- _Provided material_

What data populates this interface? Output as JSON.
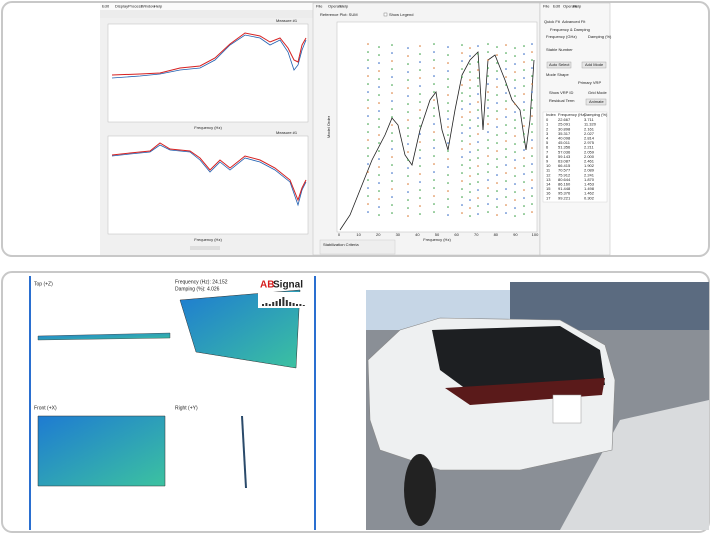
{
  "analysis_window": {
    "left_menu": [
      "Edit",
      "Display",
      "Process",
      "Window",
      "Help"
    ],
    "plot_top_title": "Measure #1",
    "plot_bottom_title": "Measure #1",
    "plot_top_x_label": "Frequency (Hz)",
    "plot_bottom_x_label": "Frequency (Hz)",
    "center_menu": [
      "File",
      "Operate",
      "Help"
    ],
    "reference_plot": "Reference Plot: SUM",
    "show_legend": "Show Legend",
    "stab_y_label": "Model Order",
    "stab_x_label": "Frequency (Hz)",
    "stab_x_ticks": [
      "0",
      "10",
      "20",
      "30",
      "40",
      "50",
      "60",
      "70",
      "80",
      "90",
      "100"
    ],
    "stabilization_label": "Stabilization Criteria",
    "right_menu": [
      "File",
      "Edit",
      "Operate",
      "Help"
    ],
    "tabs": [
      "Quick Fit",
      "Advanced Fit"
    ],
    "section_title": "Frequency & Damping",
    "field_frequency": "Frequency (GHz)",
    "field_damping": "Damping (%)",
    "field_stable": "Stable Number",
    "btn_auto": "Auto Select",
    "btn_add": "Add Mode",
    "mode_shape": "Mode Shape",
    "primary_vrp": "Primary VRP",
    "show_vrp": "Show VRP ID",
    "grid_mode": "Grid Mode",
    "residual": "Residual Term",
    "animate": "Animate",
    "table_header": [
      "Index",
      "Frequency (Hz)",
      "Damping (%)"
    ],
    "table_rows": [
      [
        "0",
        "22.667",
        "3.711"
      ],
      [
        "1",
        "25.091",
        "11.320"
      ],
      [
        "2",
        "30.898",
        "2.161"
      ],
      [
        "3",
        "35.317",
        "2.027"
      ],
      [
        "4",
        "40.098",
        "2.814"
      ],
      [
        "5",
        "45.011",
        "2.975"
      ],
      [
        "6",
        "51.356",
        "2.211"
      ],
      [
        "7",
        "57.036",
        "2.059"
      ],
      [
        "8",
        "59.143",
        "2.000"
      ],
      [
        "9",
        "63.087",
        "2.461"
      ],
      [
        "10",
        "66.415",
        "1.902"
      ],
      [
        "11",
        "70.577",
        "2.089"
      ],
      [
        "12",
        "75.912",
        "2.241"
      ],
      [
        "13",
        "80.644",
        "1.870"
      ],
      [
        "14",
        "86.160",
        "1.453"
      ],
      [
        "15",
        "91.448",
        "1.498"
      ],
      [
        "16",
        "95.376",
        "1.462"
      ],
      [
        "17",
        "99.221",
        "0.302"
      ]
    ]
  },
  "mode_view": {
    "top_view": "Top (+Z)",
    "front_view": "Front (+X)",
    "right_view": "Right (+Y)",
    "frequency": "Frequency (Hz): 24.152",
    "damping": "Damping (%): 4.026",
    "logo_ab": "AB",
    "logo_signal": "Signal"
  }
}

- _Stated problem_
Go through the listing above and locate each line that holds the word "Frequency". Copy those lines.

- _Task solution_
    "plot_top_x_label": "Frequency (Hz)",
    "plot_bottom_x_label": "Frequency (Hz)",
    "stab_x_label": "Frequency (Hz)",
    "section_title": "Frequency & Damping",
    "field_frequency": "Frequency (GHz)",
      "Frequency (Hz)",
    "frequency": "Frequency (Hz): 24.152",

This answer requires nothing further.